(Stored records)
────

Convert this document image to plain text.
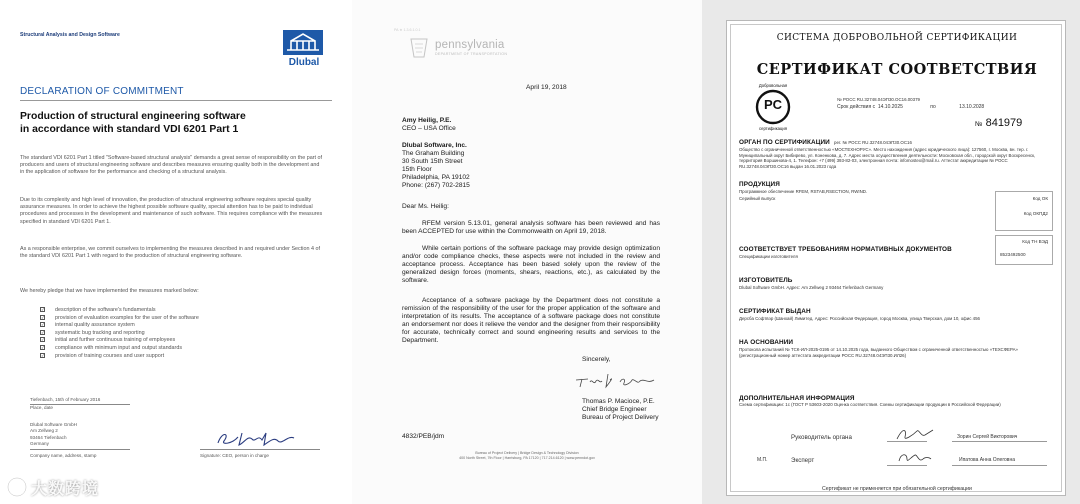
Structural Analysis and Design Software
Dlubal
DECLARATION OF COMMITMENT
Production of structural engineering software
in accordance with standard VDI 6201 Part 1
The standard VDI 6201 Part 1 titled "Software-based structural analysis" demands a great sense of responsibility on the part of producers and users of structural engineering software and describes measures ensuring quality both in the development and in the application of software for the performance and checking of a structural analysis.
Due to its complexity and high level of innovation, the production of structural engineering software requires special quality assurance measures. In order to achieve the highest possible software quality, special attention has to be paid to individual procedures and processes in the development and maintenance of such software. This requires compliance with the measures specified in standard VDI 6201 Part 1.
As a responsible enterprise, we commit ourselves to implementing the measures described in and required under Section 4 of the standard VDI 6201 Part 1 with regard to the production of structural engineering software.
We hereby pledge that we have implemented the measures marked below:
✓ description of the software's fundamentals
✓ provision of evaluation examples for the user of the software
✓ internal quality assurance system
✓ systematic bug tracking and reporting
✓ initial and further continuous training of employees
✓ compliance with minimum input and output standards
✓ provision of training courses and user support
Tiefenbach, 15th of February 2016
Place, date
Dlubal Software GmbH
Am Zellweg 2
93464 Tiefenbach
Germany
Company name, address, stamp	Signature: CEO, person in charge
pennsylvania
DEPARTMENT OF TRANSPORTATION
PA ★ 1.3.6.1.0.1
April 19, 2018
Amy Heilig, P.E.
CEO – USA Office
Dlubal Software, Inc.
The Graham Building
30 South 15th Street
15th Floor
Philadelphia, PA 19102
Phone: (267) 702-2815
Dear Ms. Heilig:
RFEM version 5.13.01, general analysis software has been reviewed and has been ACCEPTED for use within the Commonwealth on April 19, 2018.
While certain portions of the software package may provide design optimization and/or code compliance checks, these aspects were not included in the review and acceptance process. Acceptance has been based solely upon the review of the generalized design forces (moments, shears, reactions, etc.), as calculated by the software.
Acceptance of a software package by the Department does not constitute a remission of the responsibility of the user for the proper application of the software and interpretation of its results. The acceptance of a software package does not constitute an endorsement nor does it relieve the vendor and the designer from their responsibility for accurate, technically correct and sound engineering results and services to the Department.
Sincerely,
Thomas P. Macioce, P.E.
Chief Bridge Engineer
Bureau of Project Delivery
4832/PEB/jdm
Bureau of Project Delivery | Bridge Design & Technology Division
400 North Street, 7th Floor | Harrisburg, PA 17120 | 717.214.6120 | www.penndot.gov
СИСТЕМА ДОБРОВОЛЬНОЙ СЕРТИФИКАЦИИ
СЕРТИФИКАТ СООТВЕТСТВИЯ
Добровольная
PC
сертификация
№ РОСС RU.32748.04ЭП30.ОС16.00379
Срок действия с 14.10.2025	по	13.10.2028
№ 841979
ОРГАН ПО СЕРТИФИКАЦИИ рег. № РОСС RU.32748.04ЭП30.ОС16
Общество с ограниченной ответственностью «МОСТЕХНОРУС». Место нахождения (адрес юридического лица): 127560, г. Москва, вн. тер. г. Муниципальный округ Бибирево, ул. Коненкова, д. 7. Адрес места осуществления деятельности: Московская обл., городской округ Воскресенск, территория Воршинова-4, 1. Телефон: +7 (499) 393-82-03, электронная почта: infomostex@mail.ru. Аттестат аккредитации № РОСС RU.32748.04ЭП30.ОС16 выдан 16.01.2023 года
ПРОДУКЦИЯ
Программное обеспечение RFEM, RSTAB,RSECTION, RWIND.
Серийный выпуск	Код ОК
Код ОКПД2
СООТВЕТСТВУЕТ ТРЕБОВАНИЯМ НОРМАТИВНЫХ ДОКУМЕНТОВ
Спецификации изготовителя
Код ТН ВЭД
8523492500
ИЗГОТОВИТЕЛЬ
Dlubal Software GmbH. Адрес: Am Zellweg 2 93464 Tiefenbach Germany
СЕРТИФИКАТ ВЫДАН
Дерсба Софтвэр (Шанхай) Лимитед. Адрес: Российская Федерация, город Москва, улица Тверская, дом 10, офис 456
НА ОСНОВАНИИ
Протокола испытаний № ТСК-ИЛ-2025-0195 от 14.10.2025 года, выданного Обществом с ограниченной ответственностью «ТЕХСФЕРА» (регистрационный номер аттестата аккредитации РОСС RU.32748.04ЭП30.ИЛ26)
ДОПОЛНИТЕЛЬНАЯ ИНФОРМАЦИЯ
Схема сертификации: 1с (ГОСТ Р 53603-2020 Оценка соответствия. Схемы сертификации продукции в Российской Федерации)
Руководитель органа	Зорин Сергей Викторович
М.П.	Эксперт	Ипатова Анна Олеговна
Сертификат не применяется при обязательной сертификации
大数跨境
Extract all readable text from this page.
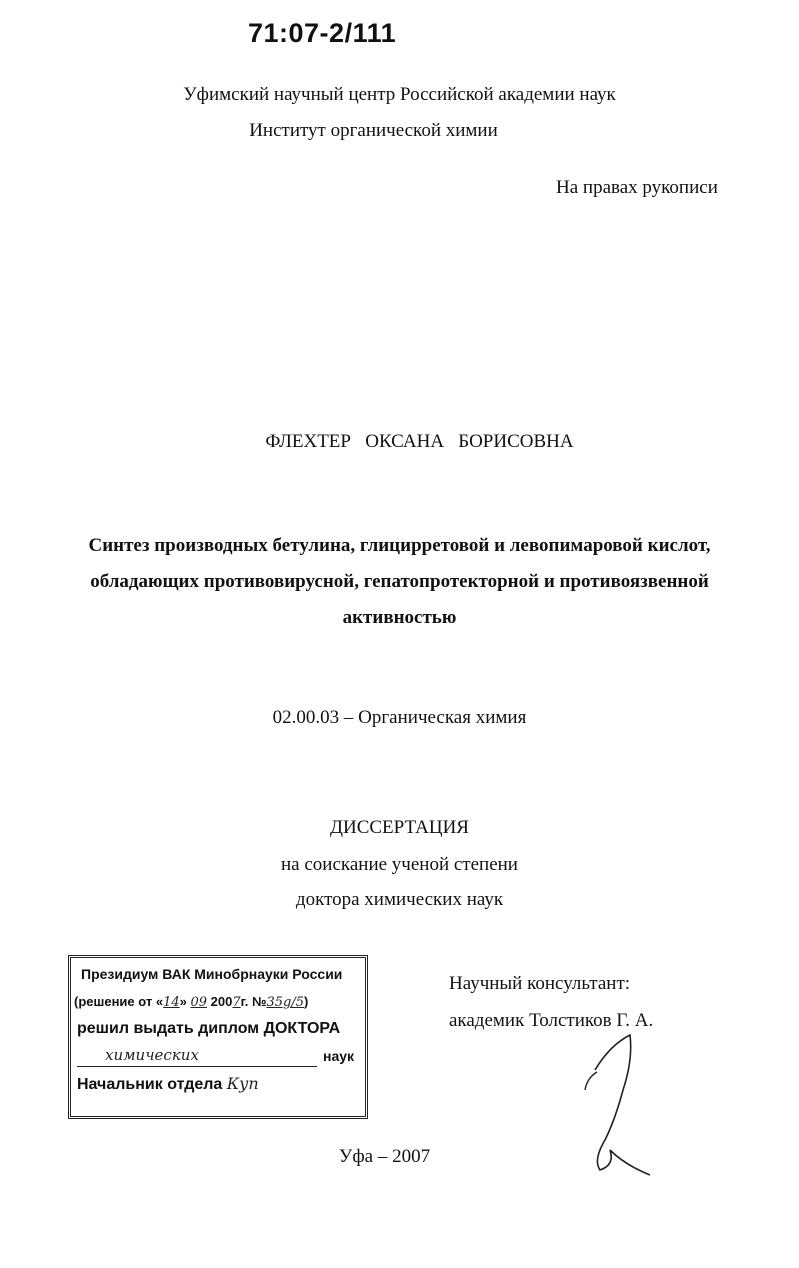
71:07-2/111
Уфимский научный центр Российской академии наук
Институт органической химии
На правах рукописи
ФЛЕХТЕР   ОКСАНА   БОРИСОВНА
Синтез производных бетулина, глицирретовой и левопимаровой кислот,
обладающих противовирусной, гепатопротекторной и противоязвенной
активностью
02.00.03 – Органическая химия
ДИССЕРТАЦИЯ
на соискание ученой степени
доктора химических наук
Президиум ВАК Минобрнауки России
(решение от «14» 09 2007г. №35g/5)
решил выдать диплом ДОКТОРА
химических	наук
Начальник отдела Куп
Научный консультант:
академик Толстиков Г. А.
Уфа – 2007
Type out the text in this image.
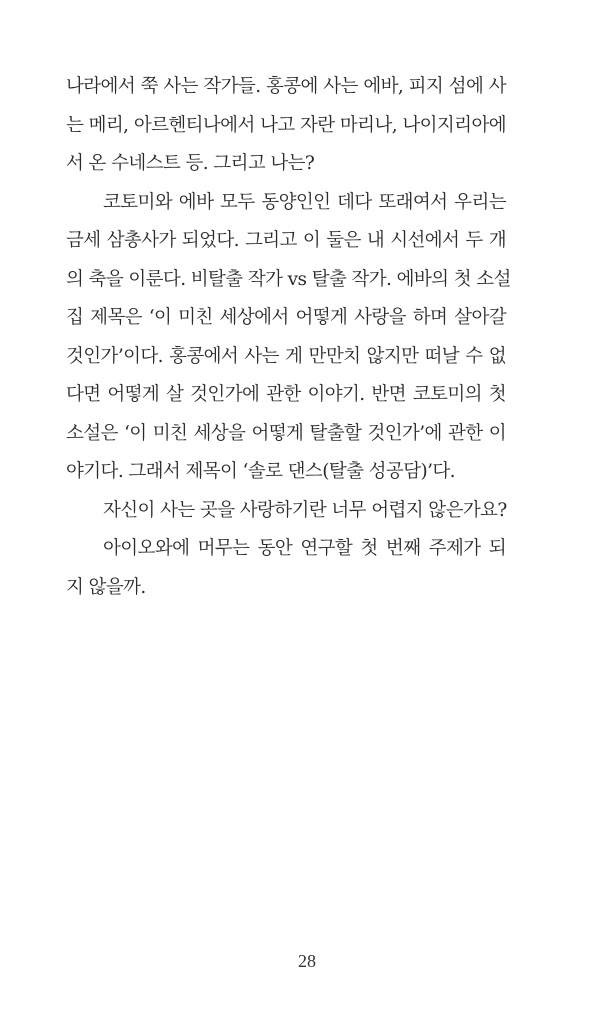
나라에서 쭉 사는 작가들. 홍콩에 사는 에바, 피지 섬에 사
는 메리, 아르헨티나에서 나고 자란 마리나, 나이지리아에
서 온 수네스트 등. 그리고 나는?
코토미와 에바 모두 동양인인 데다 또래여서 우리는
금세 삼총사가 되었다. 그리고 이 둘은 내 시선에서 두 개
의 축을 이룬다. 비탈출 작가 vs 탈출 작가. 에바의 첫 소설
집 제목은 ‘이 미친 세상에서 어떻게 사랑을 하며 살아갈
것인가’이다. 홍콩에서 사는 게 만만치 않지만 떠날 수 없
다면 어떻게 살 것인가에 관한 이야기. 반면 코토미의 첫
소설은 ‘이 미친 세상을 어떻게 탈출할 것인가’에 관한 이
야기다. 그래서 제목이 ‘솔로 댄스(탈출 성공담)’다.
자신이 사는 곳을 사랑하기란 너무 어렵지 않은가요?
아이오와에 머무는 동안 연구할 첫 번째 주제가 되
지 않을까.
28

────

=== Description of the task ===
Pictures are not part of the copy; output everything else in the records exactly.

=== Right answer ===
Convert this document image to plain text.
Structural Analysis and Design Software
Dlubal
DECLARATION OF COMMITMENT
Production of structural engineering software
in accordance with standard VDI 6201 Part 1
The standard VDI 6201 Part 1 titled "Software-based structural analysis" demands a great sense of responsibility on the part of producers and users of structural engineering software and describes measures ensuring quality both in the development and in the application of software for the performance and checking of a structural analysis.
Due to its complexity and high level of innovation, the production of structural engineering software requires special quality assurance measures. In order to achieve the highest possible software quality, special attention has to be paid to individual procedures and processes in the development and maintenance of such software. This requires compliance with the measures specified in standard VDI 6201 Part 1.
As a responsible enterprise, we commit ourselves to implementing the measures described in and required under Section 4 of the standard VDI 6201 Part 1 with regard to the production of structural engineering software.
We hereby pledge that we have implemented the measures marked below:
✓ description of the software's fundamentals
✓ provision of evaluation examples for the user of the software
✓ internal quality assurance system
✓ systematic bug tracking and reporting
✓ initial and further continuous training of employees
✓ compliance with minimum input and output standards
✓ provision of training courses and user support
Tiefenbach, 15th of February 2016
Place, date
Dlubal Software GmbH
Am Zellweg 2
93464 Tiefenbach
Germany
Company name, address, stamp	Signature: CEO, person in charge
pennsylvania
DEPARTMENT OF TRANSPORTATION
PA ★ 1.3.6.1.0.1
April 19, 2018
Amy Heilig, P.E.
CEO – USA Office
Dlubal Software, Inc.
The Graham Building
30 South 15th Street
15th Floor
Philadelphia, PA 19102
Phone: (267) 702-2815
Dear Ms. Heilig:
RFEM version 5.13.01, general analysis software has been reviewed and has been ACCEPTED for use within the Commonwealth on April 19, 2018.
While certain portions of the software package may provide design optimization and/or code compliance checks, these aspects were not included in the review and acceptance process. Acceptance has been based solely upon the review of the generalized design forces (moments, shears, reactions, etc.), as calculated by the software.
Acceptance of a software package by the Department does not constitute a remission of the responsibility of the user for the proper application of the software and interpretation of its results. The acceptance of a software package does not constitute an endorsement nor does it relieve the vendor and the designer from their responsibility for accurate, technically correct and sound engineering results and services to the Department.
Sincerely,
Thomas P. Macioce, P.E.
Chief Bridge Engineer
Bureau of Project Delivery
4832/PEB/jdm
Bureau of Project Delivery | Bridge Design & Technology Division
400 North Street, 7th Floor | Harrisburg, PA 17120 | 717.214.6120 | www.penndot.gov
СИСТЕМА ДОБРОВОЛЬНОЙ СЕРТИФИКАЦИИ
СЕРТИФИКАТ СООТВЕТСТВИЯ
Добровольная
PC
сертификация
№ РОСС RU.32748.04ЭП30.ОС16.00379
Срок действия с 14.10.2025	по	13.10.2028
№ 841979
ОРГАН ПО СЕРТИФИКАЦИИ рег. № РОСС RU.32748.04ЭП30.ОС16
Общество с ограниченной ответственностью «МОСТЕХНОРУС». Место нахождения (адрес юридического лица): 127560, г. Москва, вн. тер. г. Муниципальный округ Бибирево, ул. Коненкова, д. 7. Адрес места осуществления деятельности: Московская обл., городской округ Воскресенск, территория Воршинова-4, 1. Телефон: +7 (499) 393-82-03, электронная почта: infomostex@mail.ru. Аттестат аккредитации № РОСС RU.32748.04ЭП30.ОС16 выдан 16.01.2023 года
ПРОДУКЦИЯ
Программное обеспечение RFEM, RSTAB,RSECTION, RWIND.
Серийный выпуск	Код ОК
Код ОКПД2
СООТВЕТСТВУЕТ ТРЕБОВАНИЯМ НОРМАТИВНЫХ ДОКУМЕНТОВ
Спецификации изготовителя
Код ТН ВЭД
8523492500
ИЗГОТОВИТЕЛЬ
Dlubal Software GmbH. Адрес: Am Zellweg 2 93464 Tiefenbach Germany
СЕРТИФИКАТ ВЫДАН
Дерсба Софтвэр (Шанхай) Лимитед. Адрес: Российская Федерация, город Москва, улица Тверская, дом 10, офис 456
НА ОСНОВАНИИ
Протокола испытаний № ТСК-ИЛ-2025-0195 от 14.10.2025 года, выданного Обществом с ограниченной ответственностью «ТЕХСФЕРА» (регистрационный номер аттестата аккредитации РОСС RU.32748.04ЭП30.ИЛ26)
ДОПОЛНИТЕЛЬНАЯ ИНФОРМАЦИЯ
Схема сертификации: 1с (ГОСТ Р 53603-2020 Оценка соответствия. Схемы сертификации продукции в Российской Федерации)
Руководитель органа	Зорин Сергей Викторович
М.П.	Эксперт	Ипатова Анна Олеговна
Сертификат не применяется при обязательной сертификации
大数跨境
Extract all readable text from this page.
71:07-2/111
Уфимский научный центр Российской академии наук
Институт органической химии
На правах рукописи
ФЛЕХТЕР   ОКСАНА   БОРИСОВНА
Синтез производных бетулина, глицирретовой и левопимаровой кислот,
обладающих противовирусной, гепатопротекторной и противоязвенной
активностью
02.00.03 – Органическая химия
ДИССЕРТАЦИЯ
на соискание ученой степени
доктора химических наук
Президиум ВАК Минобрнауки России
(решение от «14» 09 2007г. №35g/5)
решил выдать диплом ДОКТОРА
химических	наук
Начальник отдела Куп
Научный консультант:
академик Толстиков Г. А.
Уфа – 2007
Type out the text in this image.
나라에서 쭉 사는 작가들. 홍콩에 사는 에바, 피지 섬에 사
는 메리, 아르헨티나에서 나고 자란 마리나, 나이지리아에
서 온 수네스트 등. 그리고 나는?
코토미와 에바 모두 동양인인 데다 또래여서 우리는
금세 삼총사가 되었다. 그리고 이 둘은 내 시선에서 두 개
의 축을 이룬다. 비탈출 작가 vs 탈출 작가. 에바의 첫 소설
집 제목은 ‘이 미친 세상에서 어떻게 사랑을 하며 살아갈
것인가’이다. 홍콩에서 사는 게 만만치 않지만 떠날 수 없
다면 어떻게 살 것인가에 관한 이야기. 반면 코토미의 첫
소설은 ‘이 미친 세상을 어떻게 탈출할 것인가’에 관한 이
야기다. 그래서 제목이 ‘솔로 댄스(탈출 성공담)’다.
자신이 사는 곳을 사랑하기란 너무 어렵지 않은가요?
아이오와에 머무는 동안 연구할 첫 번째 주제가 되
지 않을까.
28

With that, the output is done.